# OBJECTIVE:
Each line containing the word "OFFICE" must be reported.

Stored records
^^^^^^^^

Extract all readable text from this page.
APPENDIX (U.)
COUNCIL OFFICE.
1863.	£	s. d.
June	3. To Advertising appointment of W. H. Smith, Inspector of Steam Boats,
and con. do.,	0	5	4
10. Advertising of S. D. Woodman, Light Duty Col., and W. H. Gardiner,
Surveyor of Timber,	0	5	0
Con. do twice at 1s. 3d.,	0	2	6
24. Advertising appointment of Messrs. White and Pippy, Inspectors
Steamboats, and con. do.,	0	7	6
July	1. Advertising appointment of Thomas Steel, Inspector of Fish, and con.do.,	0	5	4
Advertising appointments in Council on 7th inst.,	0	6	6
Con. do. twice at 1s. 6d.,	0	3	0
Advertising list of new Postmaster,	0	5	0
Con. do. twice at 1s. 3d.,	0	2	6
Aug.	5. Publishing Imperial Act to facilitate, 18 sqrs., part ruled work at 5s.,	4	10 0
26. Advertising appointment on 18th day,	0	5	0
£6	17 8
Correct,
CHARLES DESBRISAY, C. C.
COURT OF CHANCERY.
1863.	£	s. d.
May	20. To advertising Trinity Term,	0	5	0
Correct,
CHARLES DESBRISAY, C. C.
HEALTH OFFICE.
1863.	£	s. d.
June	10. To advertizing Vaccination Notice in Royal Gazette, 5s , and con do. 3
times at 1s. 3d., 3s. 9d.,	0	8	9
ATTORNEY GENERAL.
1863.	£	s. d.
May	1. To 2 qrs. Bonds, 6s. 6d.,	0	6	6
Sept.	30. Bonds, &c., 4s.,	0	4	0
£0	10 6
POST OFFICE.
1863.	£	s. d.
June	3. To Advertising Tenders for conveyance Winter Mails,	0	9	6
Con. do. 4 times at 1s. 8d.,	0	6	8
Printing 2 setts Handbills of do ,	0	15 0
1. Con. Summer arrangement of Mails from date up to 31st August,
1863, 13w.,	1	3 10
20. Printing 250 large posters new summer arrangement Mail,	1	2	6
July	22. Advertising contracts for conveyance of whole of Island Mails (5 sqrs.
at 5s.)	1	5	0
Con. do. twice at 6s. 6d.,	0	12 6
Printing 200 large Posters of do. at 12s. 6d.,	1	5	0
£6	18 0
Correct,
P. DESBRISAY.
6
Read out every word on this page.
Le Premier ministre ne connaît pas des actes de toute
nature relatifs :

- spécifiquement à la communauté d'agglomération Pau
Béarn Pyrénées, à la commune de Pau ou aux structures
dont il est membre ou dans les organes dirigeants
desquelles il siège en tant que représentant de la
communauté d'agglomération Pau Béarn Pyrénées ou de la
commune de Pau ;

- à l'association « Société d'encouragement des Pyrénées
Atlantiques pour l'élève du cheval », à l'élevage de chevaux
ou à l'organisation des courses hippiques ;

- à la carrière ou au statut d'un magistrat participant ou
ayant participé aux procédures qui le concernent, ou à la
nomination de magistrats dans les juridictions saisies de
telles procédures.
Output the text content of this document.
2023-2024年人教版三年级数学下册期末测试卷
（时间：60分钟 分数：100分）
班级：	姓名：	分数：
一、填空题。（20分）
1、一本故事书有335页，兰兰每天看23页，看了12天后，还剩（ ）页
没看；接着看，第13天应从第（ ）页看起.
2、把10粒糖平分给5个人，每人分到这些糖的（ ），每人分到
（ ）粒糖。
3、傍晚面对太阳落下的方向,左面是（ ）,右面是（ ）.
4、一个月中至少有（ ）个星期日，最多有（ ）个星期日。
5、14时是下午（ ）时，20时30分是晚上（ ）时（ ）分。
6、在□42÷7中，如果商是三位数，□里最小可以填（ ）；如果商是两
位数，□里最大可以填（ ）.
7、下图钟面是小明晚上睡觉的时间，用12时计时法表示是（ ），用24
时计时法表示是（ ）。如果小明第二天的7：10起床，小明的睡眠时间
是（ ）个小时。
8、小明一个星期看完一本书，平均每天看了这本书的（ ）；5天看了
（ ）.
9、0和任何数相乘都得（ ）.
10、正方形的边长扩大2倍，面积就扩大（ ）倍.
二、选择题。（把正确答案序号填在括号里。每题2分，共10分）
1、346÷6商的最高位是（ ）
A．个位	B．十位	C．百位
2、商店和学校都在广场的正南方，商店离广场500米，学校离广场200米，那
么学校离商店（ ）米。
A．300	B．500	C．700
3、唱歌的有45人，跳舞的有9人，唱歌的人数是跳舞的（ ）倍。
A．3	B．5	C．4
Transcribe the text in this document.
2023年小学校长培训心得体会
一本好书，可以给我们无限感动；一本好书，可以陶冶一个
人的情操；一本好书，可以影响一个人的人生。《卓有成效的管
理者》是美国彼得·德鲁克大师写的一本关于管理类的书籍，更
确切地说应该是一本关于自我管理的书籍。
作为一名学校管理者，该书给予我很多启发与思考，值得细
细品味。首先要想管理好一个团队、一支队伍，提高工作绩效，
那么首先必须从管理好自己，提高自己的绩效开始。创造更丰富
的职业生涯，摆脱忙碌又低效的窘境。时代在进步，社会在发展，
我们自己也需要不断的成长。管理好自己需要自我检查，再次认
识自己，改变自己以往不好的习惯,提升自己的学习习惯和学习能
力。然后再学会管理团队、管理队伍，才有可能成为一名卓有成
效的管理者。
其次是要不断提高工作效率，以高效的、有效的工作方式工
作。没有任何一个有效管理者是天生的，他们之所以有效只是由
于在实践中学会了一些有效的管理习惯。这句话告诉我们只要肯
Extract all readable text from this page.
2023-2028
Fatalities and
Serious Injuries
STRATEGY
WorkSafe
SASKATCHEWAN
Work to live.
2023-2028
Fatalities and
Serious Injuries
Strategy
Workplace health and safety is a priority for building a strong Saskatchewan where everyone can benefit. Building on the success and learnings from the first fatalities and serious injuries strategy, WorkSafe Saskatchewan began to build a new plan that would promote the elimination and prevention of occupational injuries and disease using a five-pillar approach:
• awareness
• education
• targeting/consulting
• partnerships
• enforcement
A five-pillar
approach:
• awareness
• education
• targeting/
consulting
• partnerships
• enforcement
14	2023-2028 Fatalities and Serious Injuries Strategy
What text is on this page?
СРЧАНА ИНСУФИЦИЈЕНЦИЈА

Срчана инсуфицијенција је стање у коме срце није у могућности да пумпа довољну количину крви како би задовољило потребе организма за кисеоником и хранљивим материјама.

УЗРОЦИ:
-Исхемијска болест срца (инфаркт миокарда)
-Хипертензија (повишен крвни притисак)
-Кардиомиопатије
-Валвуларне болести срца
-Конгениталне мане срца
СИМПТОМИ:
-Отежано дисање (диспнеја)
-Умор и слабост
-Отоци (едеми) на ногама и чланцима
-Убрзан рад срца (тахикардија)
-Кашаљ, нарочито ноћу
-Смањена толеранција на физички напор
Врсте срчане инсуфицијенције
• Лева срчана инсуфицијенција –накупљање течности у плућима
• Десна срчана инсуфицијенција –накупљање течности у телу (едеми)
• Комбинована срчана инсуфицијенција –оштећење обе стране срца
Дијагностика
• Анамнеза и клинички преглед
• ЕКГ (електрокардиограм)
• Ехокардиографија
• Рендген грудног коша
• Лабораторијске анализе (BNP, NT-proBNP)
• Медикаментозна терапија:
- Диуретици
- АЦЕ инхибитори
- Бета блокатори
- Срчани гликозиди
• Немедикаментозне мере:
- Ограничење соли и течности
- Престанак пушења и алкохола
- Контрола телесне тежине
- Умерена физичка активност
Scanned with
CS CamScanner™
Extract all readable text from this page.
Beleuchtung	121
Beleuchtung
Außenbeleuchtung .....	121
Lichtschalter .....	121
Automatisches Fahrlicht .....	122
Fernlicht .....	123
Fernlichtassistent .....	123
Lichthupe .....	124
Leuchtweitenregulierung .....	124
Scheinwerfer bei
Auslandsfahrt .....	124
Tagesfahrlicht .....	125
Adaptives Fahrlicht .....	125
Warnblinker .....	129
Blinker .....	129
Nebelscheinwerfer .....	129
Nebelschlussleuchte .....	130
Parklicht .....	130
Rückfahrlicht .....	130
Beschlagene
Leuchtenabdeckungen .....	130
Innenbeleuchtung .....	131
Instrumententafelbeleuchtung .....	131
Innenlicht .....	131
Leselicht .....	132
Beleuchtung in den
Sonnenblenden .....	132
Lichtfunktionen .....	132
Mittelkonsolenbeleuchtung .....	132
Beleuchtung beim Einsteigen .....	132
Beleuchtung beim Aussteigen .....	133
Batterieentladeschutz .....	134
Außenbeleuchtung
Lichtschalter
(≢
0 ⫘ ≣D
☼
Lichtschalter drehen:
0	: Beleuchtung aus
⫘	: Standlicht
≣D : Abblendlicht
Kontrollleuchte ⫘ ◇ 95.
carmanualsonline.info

^^^^^^^^

# SOLUTION TO THE EXERCISE:
COUNCIL OFFICE.
HEALTH OFFICE.
POST OFFICE.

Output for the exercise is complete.